Records from a collection:
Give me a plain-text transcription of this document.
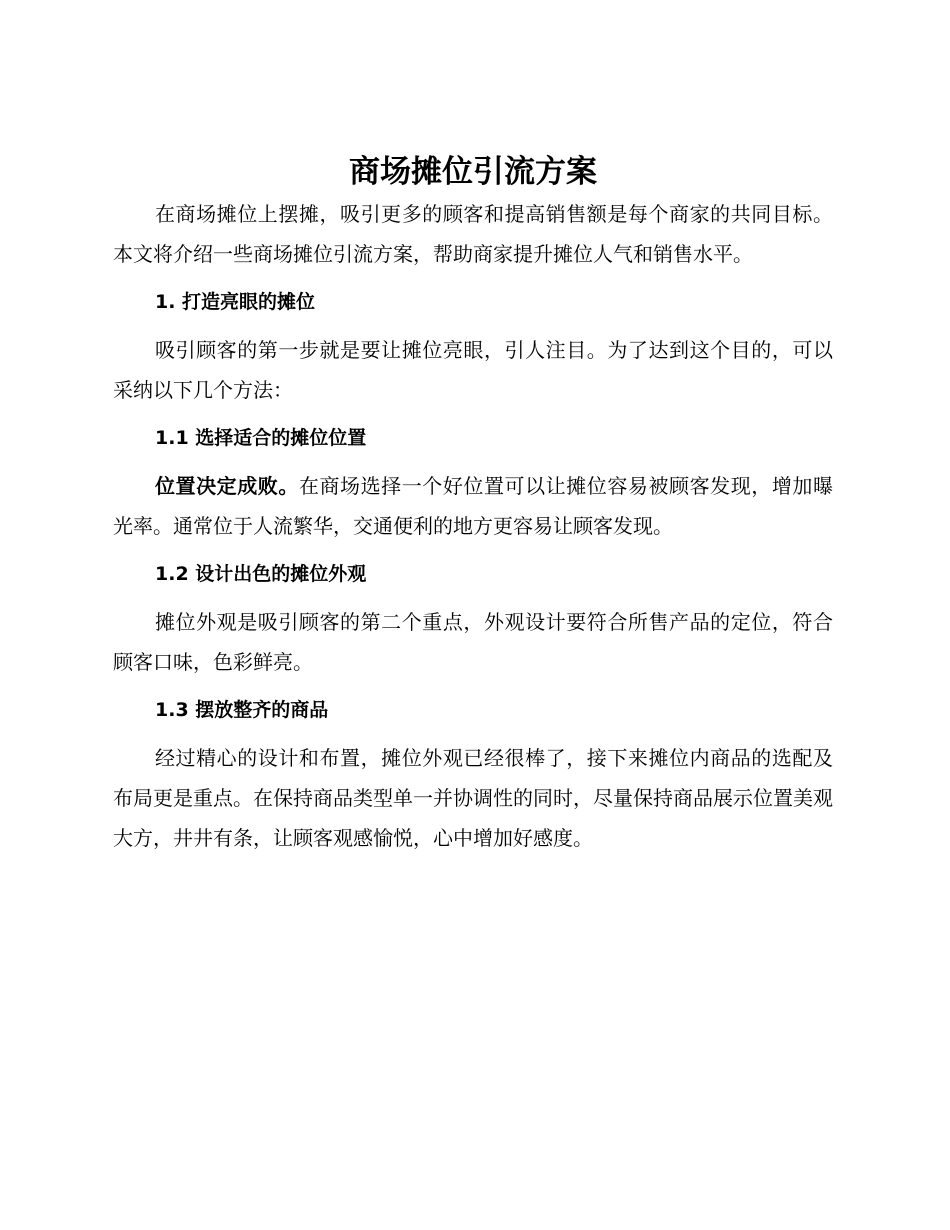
商场摊位引流方案

在商场摊位上摆摊，吸引更多的顾客和提高销售额是每个商家的共同目标。本文将介绍一些商场摊位引流方案，帮助商家提升摊位人气和销售水平。

1. 打造亮眼的摊位

吸引顾客的第一步就是要让摊位亮眼，引人注目。为了达到这个目的，可以采纳以下几个方法：

1.1 选择适合的摊位位置

位置决定成败。在商场选择一个好位置可以让摊位容易被顾客发现，增加曝光率。通常位于人流繁华，交通便利的地方更容易让顾客发现。

1.2 设计出色的摊位外观

摊位外观是吸引顾客的第二个重点，外观设计要符合所售产品的定位，符合顾客口味，色彩鲜亮。

1.3 摆放整齐的商品

经过精心的设计和布置，摊位外观已经很棒了，接下来摊位内商品的选配及布局更是重点。在保持商品类型单一并协调性的同时，尽量保持商品展示位置美观大方，井井有条，让顾客观感愉悦，心中增加好感度。
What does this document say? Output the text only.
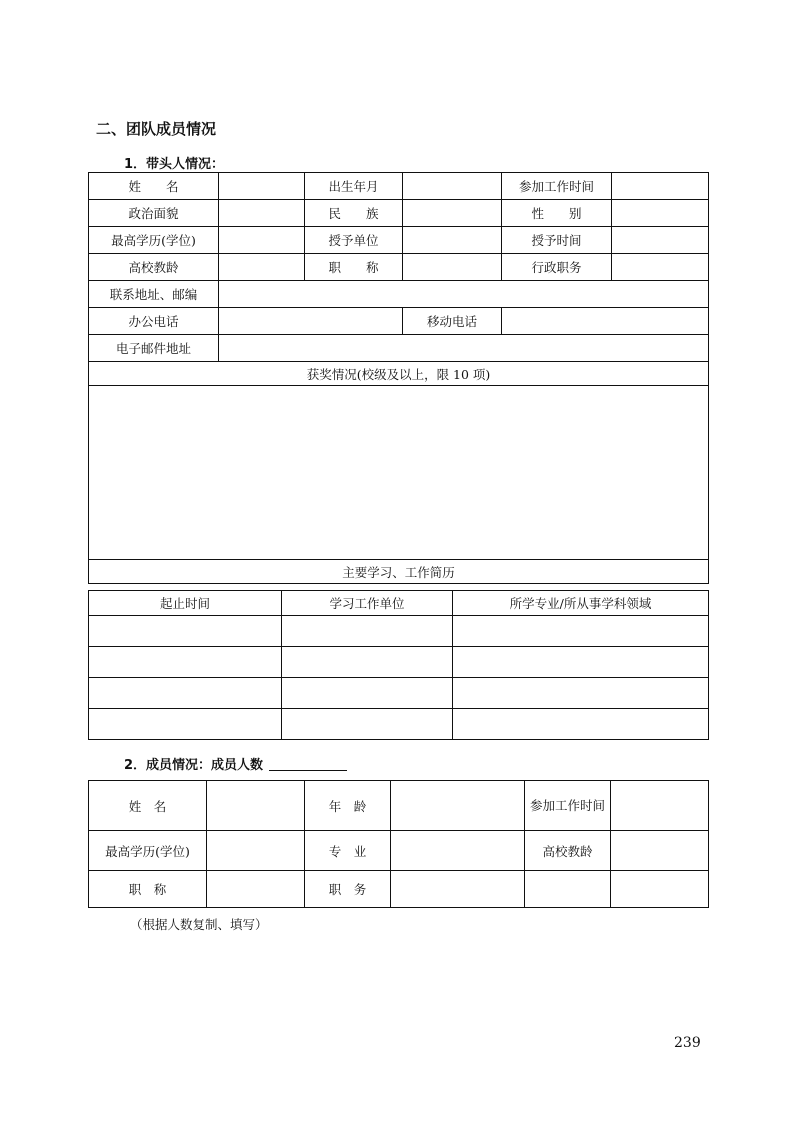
二、团队成员情况
1．带头人情况：
姓　　名		出生年月		参加工作时间	
政治面貌		民　　族		性　　别	
最高学历(学位)		授予单位		授予时间	
高校教龄		职　　称		行政职务	
联系地址、邮编					
办公电话			移动电话		
电子邮件地址					
获奖情况(校级及以上，限 10 项)					

主要学习、工作简历					
起止时间	学习工作单位	所学专业/所从事学科领域

2．成员情况：成员人数
姓　名		年　龄		参加工作时间	
最高学历(学位)		专　业		高校教龄	
职　称		职　务			
（根据人数复制、填写）
239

DESCRIPTION OF THE TASK: Look for the word "this" in every line of the listing and copy the lines that have it.

WRITTEN ANSWER:
Give me a plain-text transcription of this document.
What does this document say? Output the text only.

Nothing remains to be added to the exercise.